- [Work to be completed]
Pull out every line with the word "Caută".

— start of Record extracts —

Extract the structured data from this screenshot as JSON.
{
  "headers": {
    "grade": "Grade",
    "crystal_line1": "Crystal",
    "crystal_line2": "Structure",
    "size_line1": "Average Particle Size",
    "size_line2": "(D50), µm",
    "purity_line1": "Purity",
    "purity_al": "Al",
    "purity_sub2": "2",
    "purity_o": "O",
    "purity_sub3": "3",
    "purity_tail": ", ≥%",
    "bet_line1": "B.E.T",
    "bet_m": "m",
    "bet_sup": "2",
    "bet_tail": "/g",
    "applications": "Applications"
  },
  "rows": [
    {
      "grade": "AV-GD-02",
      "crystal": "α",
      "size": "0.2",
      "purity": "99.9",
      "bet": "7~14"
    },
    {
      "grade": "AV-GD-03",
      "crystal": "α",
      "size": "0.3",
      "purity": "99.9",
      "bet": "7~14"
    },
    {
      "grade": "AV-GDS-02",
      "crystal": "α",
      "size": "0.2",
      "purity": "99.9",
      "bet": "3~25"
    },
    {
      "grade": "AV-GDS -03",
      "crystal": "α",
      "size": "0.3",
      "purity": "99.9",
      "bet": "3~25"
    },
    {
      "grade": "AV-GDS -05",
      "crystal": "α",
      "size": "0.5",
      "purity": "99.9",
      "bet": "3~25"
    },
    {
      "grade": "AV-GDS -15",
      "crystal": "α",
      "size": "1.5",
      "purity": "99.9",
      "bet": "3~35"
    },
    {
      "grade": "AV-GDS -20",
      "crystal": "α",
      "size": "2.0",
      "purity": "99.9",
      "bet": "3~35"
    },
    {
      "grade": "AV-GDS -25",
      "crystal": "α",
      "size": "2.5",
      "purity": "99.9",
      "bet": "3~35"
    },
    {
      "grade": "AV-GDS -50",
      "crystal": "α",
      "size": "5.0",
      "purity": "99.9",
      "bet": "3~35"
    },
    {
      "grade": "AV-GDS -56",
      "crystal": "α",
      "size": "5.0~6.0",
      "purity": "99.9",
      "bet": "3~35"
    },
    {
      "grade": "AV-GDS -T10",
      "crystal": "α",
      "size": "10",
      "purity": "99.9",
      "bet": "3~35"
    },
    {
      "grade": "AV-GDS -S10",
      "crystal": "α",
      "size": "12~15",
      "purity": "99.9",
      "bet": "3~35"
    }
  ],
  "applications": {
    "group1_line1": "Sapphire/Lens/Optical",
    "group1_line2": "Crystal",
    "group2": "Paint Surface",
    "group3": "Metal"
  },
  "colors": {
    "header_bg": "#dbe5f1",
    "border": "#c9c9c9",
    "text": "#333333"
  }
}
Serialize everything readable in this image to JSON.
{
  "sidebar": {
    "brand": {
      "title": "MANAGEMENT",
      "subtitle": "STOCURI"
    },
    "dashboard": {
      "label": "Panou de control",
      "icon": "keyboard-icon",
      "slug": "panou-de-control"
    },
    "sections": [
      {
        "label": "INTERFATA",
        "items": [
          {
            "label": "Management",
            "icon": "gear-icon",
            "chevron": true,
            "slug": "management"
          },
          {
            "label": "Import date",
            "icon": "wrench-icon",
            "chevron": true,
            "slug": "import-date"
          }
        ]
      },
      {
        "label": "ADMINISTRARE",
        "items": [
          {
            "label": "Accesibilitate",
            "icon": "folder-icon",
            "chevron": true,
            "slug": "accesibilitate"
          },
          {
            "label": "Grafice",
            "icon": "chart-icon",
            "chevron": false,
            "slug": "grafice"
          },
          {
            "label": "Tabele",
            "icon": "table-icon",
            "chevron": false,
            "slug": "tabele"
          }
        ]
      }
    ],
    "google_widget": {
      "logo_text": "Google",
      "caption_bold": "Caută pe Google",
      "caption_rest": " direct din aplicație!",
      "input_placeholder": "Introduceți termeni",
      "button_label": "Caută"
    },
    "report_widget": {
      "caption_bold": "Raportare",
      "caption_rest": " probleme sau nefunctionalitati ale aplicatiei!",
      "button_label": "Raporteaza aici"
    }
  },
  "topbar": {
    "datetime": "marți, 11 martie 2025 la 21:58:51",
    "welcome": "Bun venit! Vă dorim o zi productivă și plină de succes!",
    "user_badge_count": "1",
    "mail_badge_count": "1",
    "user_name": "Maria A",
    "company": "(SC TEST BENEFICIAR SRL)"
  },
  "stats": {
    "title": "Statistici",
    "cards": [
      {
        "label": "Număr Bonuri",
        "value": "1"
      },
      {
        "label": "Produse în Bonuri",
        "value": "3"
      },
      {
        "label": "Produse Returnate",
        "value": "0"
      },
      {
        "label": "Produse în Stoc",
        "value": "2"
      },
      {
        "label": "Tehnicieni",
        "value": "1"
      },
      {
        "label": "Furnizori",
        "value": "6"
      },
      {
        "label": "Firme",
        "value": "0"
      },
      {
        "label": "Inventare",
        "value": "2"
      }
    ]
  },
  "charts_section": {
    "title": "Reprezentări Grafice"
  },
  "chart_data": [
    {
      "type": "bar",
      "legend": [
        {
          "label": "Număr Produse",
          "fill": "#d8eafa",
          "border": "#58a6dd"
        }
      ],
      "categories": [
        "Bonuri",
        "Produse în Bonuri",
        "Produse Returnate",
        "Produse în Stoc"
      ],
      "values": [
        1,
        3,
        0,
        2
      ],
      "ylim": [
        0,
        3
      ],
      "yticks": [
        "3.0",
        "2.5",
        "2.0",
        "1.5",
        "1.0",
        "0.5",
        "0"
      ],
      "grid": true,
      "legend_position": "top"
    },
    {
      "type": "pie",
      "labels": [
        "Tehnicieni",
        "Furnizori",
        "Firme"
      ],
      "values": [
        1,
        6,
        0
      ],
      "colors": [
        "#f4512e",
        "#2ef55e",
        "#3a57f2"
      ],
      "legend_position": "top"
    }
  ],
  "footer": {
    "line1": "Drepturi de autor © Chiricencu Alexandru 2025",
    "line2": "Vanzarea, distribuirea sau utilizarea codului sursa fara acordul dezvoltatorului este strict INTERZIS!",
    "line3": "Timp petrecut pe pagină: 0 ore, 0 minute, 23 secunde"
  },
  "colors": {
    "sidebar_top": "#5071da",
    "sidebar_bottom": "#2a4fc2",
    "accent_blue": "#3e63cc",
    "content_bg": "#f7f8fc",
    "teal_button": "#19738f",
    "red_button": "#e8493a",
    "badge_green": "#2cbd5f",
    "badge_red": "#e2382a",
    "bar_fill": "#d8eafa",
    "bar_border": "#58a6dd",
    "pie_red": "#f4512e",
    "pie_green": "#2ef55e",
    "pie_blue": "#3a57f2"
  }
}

— end of Record extracts —

- [Complete output]
      "caption_bold": "Caută pe Google",
      "button_label": "Caută"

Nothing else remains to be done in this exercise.